Exercise task: Beneath this sentence is a set of records; write each of them out exactly.

Material for the task:
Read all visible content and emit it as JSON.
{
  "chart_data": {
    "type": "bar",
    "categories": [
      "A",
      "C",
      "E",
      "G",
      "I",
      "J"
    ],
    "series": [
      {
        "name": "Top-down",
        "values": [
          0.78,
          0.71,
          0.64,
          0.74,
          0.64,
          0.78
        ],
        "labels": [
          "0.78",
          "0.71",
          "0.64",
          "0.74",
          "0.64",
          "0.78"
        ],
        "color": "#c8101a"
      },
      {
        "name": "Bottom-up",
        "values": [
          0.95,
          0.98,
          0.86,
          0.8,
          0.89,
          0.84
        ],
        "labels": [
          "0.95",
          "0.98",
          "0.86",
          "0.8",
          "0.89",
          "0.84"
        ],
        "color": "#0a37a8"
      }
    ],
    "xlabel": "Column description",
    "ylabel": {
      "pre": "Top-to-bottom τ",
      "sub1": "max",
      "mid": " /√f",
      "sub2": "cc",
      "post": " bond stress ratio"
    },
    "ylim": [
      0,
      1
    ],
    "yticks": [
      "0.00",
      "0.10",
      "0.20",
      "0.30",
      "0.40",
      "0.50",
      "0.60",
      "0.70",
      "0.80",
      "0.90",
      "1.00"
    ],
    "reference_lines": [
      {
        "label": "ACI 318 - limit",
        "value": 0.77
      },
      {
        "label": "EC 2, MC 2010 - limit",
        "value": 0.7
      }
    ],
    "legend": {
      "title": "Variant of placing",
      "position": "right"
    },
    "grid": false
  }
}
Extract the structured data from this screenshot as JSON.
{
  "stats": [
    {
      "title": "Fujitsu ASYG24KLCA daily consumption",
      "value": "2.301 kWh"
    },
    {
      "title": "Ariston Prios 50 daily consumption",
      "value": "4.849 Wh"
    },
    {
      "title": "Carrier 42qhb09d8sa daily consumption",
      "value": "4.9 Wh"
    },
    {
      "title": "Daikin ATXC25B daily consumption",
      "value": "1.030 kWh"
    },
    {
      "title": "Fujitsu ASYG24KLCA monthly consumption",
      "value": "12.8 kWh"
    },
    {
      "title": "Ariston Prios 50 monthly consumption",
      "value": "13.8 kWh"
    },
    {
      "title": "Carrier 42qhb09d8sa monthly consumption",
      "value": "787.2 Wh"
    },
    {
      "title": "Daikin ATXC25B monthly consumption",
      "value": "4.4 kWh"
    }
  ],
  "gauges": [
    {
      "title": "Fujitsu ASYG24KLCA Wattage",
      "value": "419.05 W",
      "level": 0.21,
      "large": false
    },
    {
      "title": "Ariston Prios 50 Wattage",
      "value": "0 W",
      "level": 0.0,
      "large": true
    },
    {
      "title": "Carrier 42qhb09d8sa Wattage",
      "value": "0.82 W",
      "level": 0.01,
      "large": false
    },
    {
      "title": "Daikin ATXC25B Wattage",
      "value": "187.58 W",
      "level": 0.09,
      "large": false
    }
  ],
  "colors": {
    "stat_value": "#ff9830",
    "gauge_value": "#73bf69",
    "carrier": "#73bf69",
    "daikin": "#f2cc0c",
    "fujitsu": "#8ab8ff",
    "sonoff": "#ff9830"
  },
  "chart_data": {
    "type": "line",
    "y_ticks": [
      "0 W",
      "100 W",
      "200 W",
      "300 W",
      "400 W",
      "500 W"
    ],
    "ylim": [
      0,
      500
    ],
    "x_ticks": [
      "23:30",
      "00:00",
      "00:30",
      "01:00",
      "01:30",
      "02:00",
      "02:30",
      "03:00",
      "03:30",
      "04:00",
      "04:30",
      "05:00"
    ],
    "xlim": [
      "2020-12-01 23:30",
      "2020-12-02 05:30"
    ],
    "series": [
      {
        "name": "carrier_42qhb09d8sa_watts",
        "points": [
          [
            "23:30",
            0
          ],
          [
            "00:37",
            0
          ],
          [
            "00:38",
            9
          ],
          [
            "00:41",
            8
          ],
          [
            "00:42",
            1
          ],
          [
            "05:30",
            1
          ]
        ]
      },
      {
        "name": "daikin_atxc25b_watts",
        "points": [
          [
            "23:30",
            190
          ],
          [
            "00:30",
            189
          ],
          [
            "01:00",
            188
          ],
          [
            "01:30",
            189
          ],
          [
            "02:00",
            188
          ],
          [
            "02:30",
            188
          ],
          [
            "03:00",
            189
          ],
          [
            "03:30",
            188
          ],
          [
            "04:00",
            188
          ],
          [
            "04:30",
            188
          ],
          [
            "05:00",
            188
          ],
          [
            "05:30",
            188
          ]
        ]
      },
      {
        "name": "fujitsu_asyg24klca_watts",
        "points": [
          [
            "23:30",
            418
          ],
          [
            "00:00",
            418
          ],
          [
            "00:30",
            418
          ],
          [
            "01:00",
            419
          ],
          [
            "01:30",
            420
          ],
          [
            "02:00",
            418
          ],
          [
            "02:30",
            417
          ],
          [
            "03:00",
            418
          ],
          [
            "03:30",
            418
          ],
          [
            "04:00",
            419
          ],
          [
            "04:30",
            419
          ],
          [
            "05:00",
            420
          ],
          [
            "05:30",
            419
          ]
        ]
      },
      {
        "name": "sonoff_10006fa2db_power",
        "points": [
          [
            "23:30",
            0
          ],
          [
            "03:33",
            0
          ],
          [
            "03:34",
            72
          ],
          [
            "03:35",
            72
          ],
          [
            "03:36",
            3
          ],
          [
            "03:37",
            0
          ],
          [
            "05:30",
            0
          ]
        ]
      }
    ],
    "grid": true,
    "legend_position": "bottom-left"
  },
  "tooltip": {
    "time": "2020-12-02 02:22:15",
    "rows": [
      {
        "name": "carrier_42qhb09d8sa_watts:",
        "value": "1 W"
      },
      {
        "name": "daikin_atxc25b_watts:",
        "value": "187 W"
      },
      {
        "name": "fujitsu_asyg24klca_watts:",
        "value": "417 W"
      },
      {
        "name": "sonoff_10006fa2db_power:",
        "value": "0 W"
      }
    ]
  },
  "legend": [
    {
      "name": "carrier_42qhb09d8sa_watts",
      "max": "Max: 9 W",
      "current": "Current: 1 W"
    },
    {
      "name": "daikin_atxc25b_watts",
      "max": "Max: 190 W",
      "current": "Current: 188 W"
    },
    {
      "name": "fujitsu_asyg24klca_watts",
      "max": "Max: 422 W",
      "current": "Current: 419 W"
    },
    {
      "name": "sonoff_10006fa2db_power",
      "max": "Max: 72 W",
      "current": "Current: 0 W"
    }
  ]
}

Exercise solution:
Read all visible content and emit it as JSON.
{
  "chart_data": {
    "type": "bar",
    "categories": [
      "A",
      "C",
      "E",
      "G",
      "I",
      "J"
    ],
    "series": [
      {
        "name": "Top-down",
        "values": [
          0.78,
          0.71,
          0.64,
          0.74,
          0.64,
          0.78
        ],
        "labels": [
          "0.78",
          "0.71",
          "0.64",
          "0.74",
          "0.64",
          "0.78"
        ],
        "color": "#c8101a"
      },
      {
        "name": "Bottom-up",
        "values": [
          0.95,
          0.98,
          0.86,
          0.8,
          0.89,
          0.84
        ],
        "labels": [
          "0.95",
          "0.98",
          "0.86",
          "0.8",
          "0.89",
          "0.84"
        ],
        "color": "#0a37a8"
      }
    ],
    "xlabel": "Column description",
    "ylabel": {
      "pre": "Top-to-bottom τ",
      "sub1": "max",
      "mid": " /√f",
      "sub2": "cc",
      "post": " bond stress ratio"
    },
    "ylim": [
      0,
      1
    ],
    "yticks": [
      "0.00",
      "0.10",
      "0.20",
      "0.30",
      "0.40",
      "0.50",
      "0.60",
      "0.70",
      "0.80",
      "0.90",
      "1.00"
    ],
    "reference_lines": [
      {
        "label": "ACI 318 - limit",
        "value": 0.77
      },
      {
        "label": "EC 2, MC 2010 - limit",
        "value": 0.7
      }
    ],
    "legend": {
      "title": "Variant of placing",
      "position": "right"
    },
    "grid": false
  }
}
Extract the structured data from this screenshot as JSON.
{
  "stats": [
    {
      "title": "Fujitsu ASYG24KLCA daily consumption",
      "value": "2.301 kWh"
    },
    {
      "title": "Ariston Prios 50 daily consumption",
      "value": "4.849 Wh"
    },
    {
      "title": "Carrier 42qhb09d8sa daily consumption",
      "value": "4.9 Wh"
    },
    {
      "title": "Daikin ATXC25B daily consumption",
      "value": "1.030 kWh"
    },
    {
      "title": "Fujitsu ASYG24KLCA monthly consumption",
      "value": "12.8 kWh"
    },
    {
      "title": "Ariston Prios 50 monthly consumption",
      "value": "13.8 kWh"
    },
    {
      "title": "Carrier 42qhb09d8sa monthly consumption",
      "value": "787.2 Wh"
    },
    {
      "title": "Daikin ATXC25B monthly consumption",
      "value": "4.4 kWh"
    }
  ],
  "gauges": [
    {
      "title": "Fujitsu ASYG24KLCA Wattage",
      "value": "419.05 W",
      "level": 0.21,
      "large": false
    },
    {
      "title": "Ariston Prios 50 Wattage",
      "value": "0 W",
      "level": 0.0,
      "large": true
    },
    {
      "title": "Carrier 42qhb09d8sa Wattage",
      "value": "0.82 W",
      "level": 0.01,
      "large": false
    },
    {
      "title": "Daikin ATXC25B Wattage",
      "value": "187.58 W",
      "level": 0.09,
      "large": false
    }
  ],
  "colors": {
    "stat_value": "#ff9830",
    "gauge_value": "#73bf69",
    "carrier": "#73bf69",
    "daikin": "#f2cc0c",
    "fujitsu": "#8ab8ff",
    "sonoff": "#ff9830"
  },
  "chart_data": {
    "type": "line",
    "y_ticks": [
      "0 W",
      "100 W",
      "200 W",
      "300 W",
      "400 W",
      "500 W"
    ],
    "ylim": [
      0,
      500
    ],
    "x_ticks": [
      "23:30",
      "00:00",
      "00:30",
      "01:00",
      "01:30",
      "02:00",
      "02:30",
      "03:00",
      "03:30",
      "04:00",
      "04:30",
      "05:00"
    ],
    "xlim": [
      "2020-12-01 23:30",
      "2020-12-02 05:30"
    ],
    "series": [
      {
        "name": "carrier_42qhb09d8sa_watts",
        "points": [
          [
            "23:30",
            0
          ],
          [
            "00:37",
            0
          ],
          [
            "00:38",
            9
          ],
          [
            "00:41",
            8
          ],
          [
            "00:42",
            1
          ],
          [
            "05:30",
            1
          ]
        ]
      },
      {
        "name": "daikin_atxc25b_watts",
        "points": [
          [
            "23:30",
            190
          ],
          [
            "00:30",
            189
          ],
          [
            "01:00",
            188
          ],
          [
            "01:30",
            189
          ],
          [
            "02:00",
            188
          ],
          [
            "02:30",
            188
          ],
          [
            "03:00",
            189
          ],
          [
            "03:30",
            188
          ],
          [
            "04:00",
            188
          ],
          [
            "04:30",
            188
          ],
          [
            "05:00",
            188
          ],
          [
            "05:30",
            188
          ]
        ]
      },
      {
        "name": "fujitsu_asyg24klca_watts",
        "points": [
          [
            "23:30",
            418
          ],
          [
            "00:00",
            418
          ],
          [
            "00:30",
            418
          ],
          [
            "01:00",
            419
          ],
          [
            "01:30",
            420
          ],
          [
            "02:00",
            418
          ],
          [
            "02:30",
            417
          ],
          [
            "03:00",
            418
          ],
          [
            "03:30",
            418
          ],
          [
            "04:00",
            419
          ],
          [
            "04:30",
            419
          ],
          [
            "05:00",
            420
          ],
          [
            "05:30",
            419
          ]
        ]
      },
      {
        "name": "sonoff_10006fa2db_power",
        "points": [
          [
            "23:30",
            0
          ],
          [
            "03:33",
            0
          ],
          [
            "03:34",
            72
          ],
          [
            "03:35",
            72
          ],
          [
            "03:36",
            3
          ],
          [
            "03:37",
            0
          ],
          [
            "05:30",
            0
          ]
        ]
      }
    ],
    "grid": true,
    "legend_position": "bottom-left"
  },
  "tooltip": {
    "time": "2020-12-02 02:22:15",
    "rows": [
      {
        "name": "carrier_42qhb09d8sa_watts:",
        "value": "1 W"
      },
      {
        "name": "daikin_atxc25b_watts:",
        "value": "187 W"
      },
      {
        "name": "fujitsu_asyg24klca_watts:",
        "value": "417 W"
      },
      {
        "name": "sonoff_10006fa2db_power:",
        "value": "0 W"
      }
    ]
  },
  "legend": [
    {
      "name": "carrier_42qhb09d8sa_watts",
      "max": "Max: 9 W",
      "current": "Current: 1 W"
    },
    {
      "name": "daikin_atxc25b_watts",
      "max": "Max: 190 W",
      "current": "Current: 188 W"
    },
    {
      "name": "fujitsu_asyg24klca_watts",
      "max": "Max: 422 W",
      "current": "Current: 419 W"
    },
    {
      "name": "sonoff_10006fa2db_power",
      "max": "Max: 72 W",
      "current": "Current: 0 W"
    }
  ]
}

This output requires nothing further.